#### Set exercise:
Isolate every line in the records below with "напряжения" in it.

☆ ☆ ☆ ☆ ☆

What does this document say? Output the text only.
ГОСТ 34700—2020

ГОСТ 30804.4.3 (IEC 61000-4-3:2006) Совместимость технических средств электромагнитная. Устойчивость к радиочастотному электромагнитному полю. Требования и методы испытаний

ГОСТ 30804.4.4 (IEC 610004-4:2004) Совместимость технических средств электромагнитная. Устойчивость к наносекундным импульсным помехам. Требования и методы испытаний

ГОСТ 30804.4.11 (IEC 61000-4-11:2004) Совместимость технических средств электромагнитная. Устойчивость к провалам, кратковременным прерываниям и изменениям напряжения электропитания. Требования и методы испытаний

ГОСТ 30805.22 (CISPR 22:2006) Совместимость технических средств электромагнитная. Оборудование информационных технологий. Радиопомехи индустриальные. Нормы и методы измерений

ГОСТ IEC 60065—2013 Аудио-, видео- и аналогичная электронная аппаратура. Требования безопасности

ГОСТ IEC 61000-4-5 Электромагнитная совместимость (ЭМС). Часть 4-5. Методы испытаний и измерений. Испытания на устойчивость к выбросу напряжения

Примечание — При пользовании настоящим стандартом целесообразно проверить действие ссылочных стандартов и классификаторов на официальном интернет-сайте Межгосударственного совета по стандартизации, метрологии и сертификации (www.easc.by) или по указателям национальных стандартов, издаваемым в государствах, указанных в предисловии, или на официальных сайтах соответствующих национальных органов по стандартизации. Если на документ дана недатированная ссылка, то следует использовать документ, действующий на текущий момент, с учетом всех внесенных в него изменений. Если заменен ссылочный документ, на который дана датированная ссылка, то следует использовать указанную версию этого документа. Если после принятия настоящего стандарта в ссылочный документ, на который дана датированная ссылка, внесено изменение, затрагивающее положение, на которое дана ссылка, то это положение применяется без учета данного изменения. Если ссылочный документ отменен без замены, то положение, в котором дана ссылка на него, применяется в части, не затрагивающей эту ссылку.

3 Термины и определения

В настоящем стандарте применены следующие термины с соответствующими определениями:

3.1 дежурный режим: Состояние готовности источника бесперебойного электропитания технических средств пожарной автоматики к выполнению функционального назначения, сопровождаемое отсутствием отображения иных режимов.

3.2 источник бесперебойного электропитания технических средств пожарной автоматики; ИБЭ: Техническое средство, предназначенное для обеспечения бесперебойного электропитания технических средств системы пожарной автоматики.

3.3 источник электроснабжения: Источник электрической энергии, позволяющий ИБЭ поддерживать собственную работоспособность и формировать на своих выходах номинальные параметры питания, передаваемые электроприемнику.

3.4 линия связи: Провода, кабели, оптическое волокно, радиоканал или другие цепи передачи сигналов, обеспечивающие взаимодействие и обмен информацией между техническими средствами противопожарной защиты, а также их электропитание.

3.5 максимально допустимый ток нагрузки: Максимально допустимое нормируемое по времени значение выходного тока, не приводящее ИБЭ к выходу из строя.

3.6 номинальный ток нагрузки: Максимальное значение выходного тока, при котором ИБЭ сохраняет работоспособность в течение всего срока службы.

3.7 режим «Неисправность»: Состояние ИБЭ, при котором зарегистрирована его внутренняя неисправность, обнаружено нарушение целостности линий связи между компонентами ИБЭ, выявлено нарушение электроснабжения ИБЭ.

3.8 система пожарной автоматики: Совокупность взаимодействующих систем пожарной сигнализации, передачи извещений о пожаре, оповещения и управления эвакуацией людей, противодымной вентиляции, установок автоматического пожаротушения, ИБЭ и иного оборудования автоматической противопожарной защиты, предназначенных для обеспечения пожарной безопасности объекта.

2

☆ ☆ ☆ ☆ ☆

#### Correct response:
ГОСТ 30804.4.11 (IEC 61000-4-11:2004) Совместимость технических средств электромагнитная. Устойчивость к провалам, кратковременным прерываниям и изменениям напряжения электропитания. Требования и методы испытаний
ГОСТ IEC 61000-4-5 Электромагнитная совместимость (ЭМС). Часть 4-5. Методы испытаний и измерений. Испытания на устойчивость к выбросу напряжения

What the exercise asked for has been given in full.